**Written problem:**
The records that follow must be repeated verbatim, every one of them.

**Collected data entries:**

+ + + + +

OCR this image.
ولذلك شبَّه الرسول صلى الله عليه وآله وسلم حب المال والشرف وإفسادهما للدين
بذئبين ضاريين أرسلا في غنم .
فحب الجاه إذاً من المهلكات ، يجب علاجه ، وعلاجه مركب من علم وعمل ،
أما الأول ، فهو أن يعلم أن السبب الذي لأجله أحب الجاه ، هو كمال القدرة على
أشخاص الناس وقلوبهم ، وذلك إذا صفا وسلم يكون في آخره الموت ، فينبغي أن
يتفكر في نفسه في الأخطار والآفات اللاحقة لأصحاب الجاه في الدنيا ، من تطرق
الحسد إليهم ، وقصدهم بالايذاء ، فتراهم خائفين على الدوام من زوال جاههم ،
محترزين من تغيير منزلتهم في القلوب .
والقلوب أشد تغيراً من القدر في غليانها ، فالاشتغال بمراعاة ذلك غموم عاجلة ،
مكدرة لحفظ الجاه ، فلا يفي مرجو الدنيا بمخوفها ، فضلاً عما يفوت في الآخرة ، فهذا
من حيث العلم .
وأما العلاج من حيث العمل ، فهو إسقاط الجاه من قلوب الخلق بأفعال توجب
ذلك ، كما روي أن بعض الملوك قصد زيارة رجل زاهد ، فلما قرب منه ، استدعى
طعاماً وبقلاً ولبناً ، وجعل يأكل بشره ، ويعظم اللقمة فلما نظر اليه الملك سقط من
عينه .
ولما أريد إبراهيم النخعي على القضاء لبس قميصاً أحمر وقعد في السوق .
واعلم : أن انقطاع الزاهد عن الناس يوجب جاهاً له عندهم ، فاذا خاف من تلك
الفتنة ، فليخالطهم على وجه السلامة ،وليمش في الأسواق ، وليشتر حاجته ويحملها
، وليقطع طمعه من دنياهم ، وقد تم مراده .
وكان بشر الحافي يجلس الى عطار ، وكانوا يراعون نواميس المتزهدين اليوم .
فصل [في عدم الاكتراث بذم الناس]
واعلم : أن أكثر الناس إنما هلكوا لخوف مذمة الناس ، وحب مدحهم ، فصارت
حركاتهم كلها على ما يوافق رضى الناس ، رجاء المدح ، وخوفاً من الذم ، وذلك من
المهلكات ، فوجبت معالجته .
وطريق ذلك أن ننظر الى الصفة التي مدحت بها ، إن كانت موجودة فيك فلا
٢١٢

+ + + + +

**Output of the exercise:**
OCR this image.
ولذلك شبَّه الرسول صلى الله عليه وآله وسلم حب المال والشرف وإفسادهما للدين
بذئبين ضاريين أرسلا في غنم .
فحب الجاه إذاً من المهلكات ، يجب علاجه ، وعلاجه مركب من علم وعمل ،
أما الأول ، فهو أن يعلم أن السبب الذي لأجله أحب الجاه ، هو كمال القدرة على
أشخاص الناس وقلوبهم ، وذلك إذا صفا وسلم يكون في آخره الموت ، فينبغي أن
يتفكر في نفسه في الأخطار والآفات اللاحقة لأصحاب الجاه في الدنيا ، من تطرق
الحسد إليهم ، وقصدهم بالايذاء ، فتراهم خائفين على الدوام من زوال جاههم ،
محترزين من تغيير منزلتهم في القلوب .
والقلوب أشد تغيراً من القدر في غليانها ، فالاشتغال بمراعاة ذلك غموم عاجلة ،
مكدرة لحفظ الجاه ، فلا يفي مرجو الدنيا بمخوفها ، فضلاً عما يفوت في الآخرة ، فهذا
من حيث العلم .
وأما العلاج من حيث العمل ، فهو إسقاط الجاه من قلوب الخلق بأفعال توجب
ذلك ، كما روي أن بعض الملوك قصد زيارة رجل زاهد ، فلما قرب منه ، استدعى
طعاماً وبقلاً ولبناً ، وجعل يأكل بشره ، ويعظم اللقمة فلما نظر اليه الملك سقط من
عينه .
ولما أريد إبراهيم النخعي على القضاء لبس قميصاً أحمر وقعد في السوق .
واعلم : أن انقطاع الزاهد عن الناس يوجب جاهاً له عندهم ، فاذا خاف من تلك
الفتنة ، فليخالطهم على وجه السلامة ،وليمش في الأسواق ، وليشتر حاجته ويحملها
، وليقطع طمعه من دنياهم ، وقد تم مراده .
وكان بشر الحافي يجلس الى عطار ، وكانوا يراعون نواميس المتزهدين اليوم .
فصل [في عدم الاكتراث بذم الناس]
واعلم : أن أكثر الناس إنما هلكوا لخوف مذمة الناس ، وحب مدحهم ، فصارت
حركاتهم كلها على ما يوافق رضى الناس ، رجاء المدح ، وخوفاً من الذم ، وذلك من
المهلكات ، فوجبت معالجته .
وطريق ذلك أن ننظر الى الصفة التي مدحت بها ، إن كانت موجودة فيك فلا
٢١٢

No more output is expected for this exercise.